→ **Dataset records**
--------------------------------------------------

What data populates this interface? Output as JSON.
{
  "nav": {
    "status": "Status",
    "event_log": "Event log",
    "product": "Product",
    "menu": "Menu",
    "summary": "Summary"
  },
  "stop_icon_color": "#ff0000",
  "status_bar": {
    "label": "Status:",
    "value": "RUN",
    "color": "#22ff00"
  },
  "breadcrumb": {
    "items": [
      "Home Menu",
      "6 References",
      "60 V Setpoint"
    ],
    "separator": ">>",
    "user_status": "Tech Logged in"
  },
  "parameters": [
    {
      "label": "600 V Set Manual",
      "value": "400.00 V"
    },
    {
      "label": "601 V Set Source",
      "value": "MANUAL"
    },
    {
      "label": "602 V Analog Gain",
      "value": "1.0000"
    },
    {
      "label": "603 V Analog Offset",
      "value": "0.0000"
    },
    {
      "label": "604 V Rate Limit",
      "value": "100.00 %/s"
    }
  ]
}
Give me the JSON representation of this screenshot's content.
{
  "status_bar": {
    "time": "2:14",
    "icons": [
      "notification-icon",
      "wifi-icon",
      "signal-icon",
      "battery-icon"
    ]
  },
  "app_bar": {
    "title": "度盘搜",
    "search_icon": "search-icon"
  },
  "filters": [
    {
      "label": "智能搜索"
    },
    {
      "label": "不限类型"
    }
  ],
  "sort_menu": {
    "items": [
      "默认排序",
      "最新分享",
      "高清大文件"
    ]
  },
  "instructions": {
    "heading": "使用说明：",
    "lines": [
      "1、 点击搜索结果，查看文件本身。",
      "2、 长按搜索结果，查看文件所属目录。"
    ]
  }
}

--------------------------------------------------

→ **DIRECTION**
Copy out all lines from the material above that contain the string "value".

→ **RESULT OF THE TASK**
    "value": "RUN",
      "value": "400.00 V"
      "value": "MANUAL"
      "value": "1.0000"
      "value": "0.0000"
      "value": "100.00 %/s"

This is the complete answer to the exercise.